> [What the task requires]:
Check each line of the material below, and copy it if it holds the string "以及先产先出".

> [Data excerpts]:
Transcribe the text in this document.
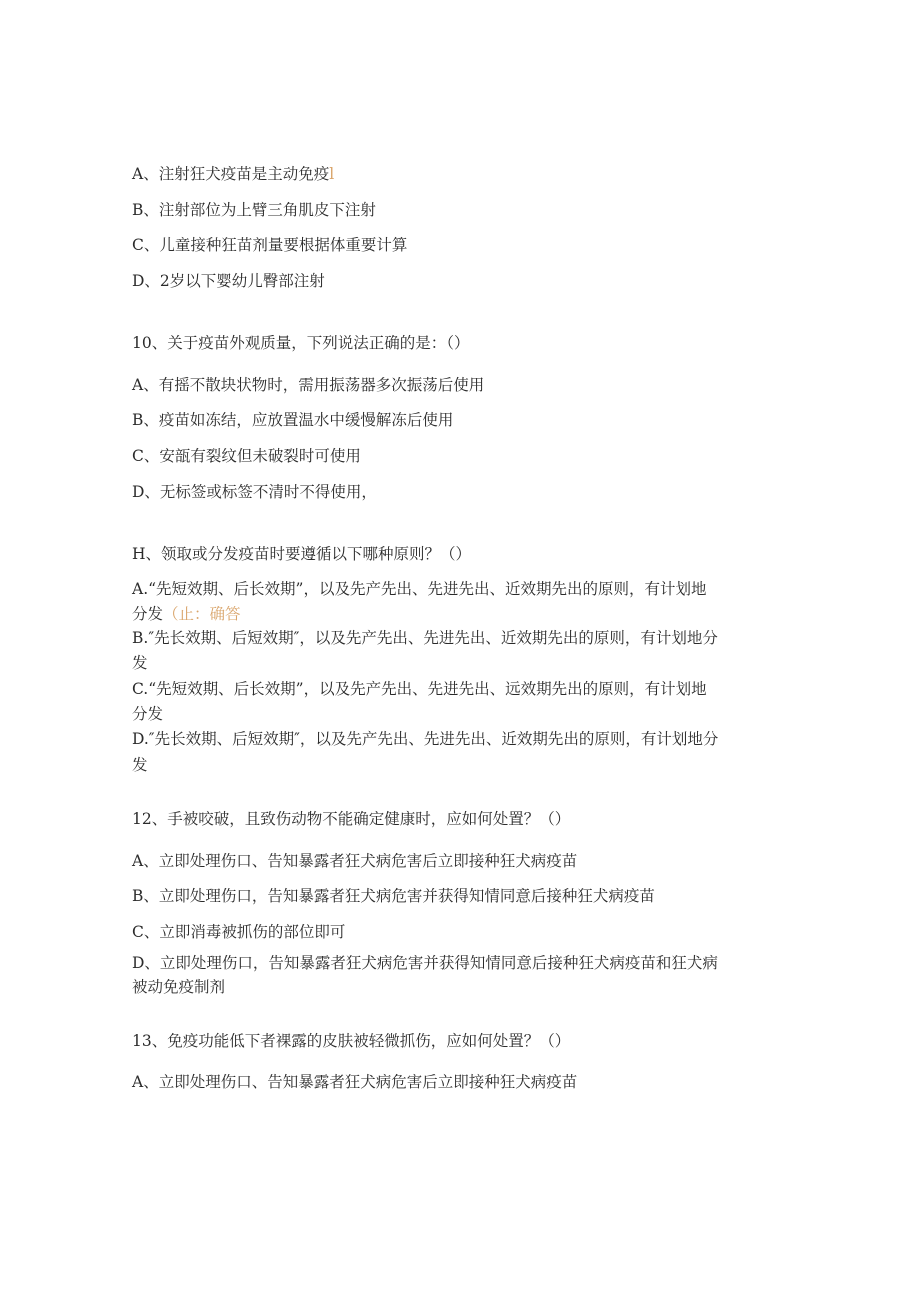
A、注射狂犬疫苗是主动免疫l
B、注射部位为上臂三角肌皮下注射
C、儿童接种狂苗剂量要根据体重要计算
D、2岁以下婴幼儿臀部注射
10、关于疫苗外观质量，下列说法正确的是：（）
A、有摇不散块状物时，需用振荡器多次振荡后使用
B、疫苗如冻结，应放置温水中缓慢解冻后使用
C、安瓿有裂纹但未破裂时可使用
D、无标签或标签不清时不得使用，
H、领取或分发疫苗时要遵循以下哪种原则？（）
A.“先短效期、后长效期”，以及先产先出、先进先出、近效期先出的原则，有计划地
分发（止：确答
B.″先长效期、后短效期″，以及先产先出、先进先出、近效期先出的原则，有计划地分
发
C.“先短效期、后长效期”，以及先产先出、先进先出、远效期先出的原则，有计划地
分发
D.″先长效期、后短效期″，以及先产先出、先进先出、近效期先出的原则，有计划地分
发
12、手被咬破，且致伤动物不能确定健康时，应如何处置？（）
A、立即处理伤口、告知暴露者狂犬病危害后立即接种狂犬病疫苗
B、立即处理伤口，告知暴露者狂犬病危害并获得知情同意后接种狂犬病疫苗
C、立即消毒被抓伤的部位即可
D、立即处理伤口，告知暴露者狂犬病危害并获得知情同意后接种狂犬病疫苗和狂犬病
被动免疫制剂
13、免疫功能低下者裸露的皮肤被轻微抓伤，应如何处置？（）
A、立即处理伤口、告知暴露者狂犬病危害后立即接种狂犬病疫苗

> [The reply]:
A.“先短效期、后长效期”，以及先产先出、先进先出、近效期先出的原则，有计划地
B.″先长效期、后短效期″，以及先产先出、先进先出、近效期先出的原则，有计划地分
C.“先短效期、后长效期”，以及先产先出、先进先出、远效期先出的原则，有计划地
D.″先长效期、后短效期″，以及先产先出、先进先出、近效期先出的原则，有计划地分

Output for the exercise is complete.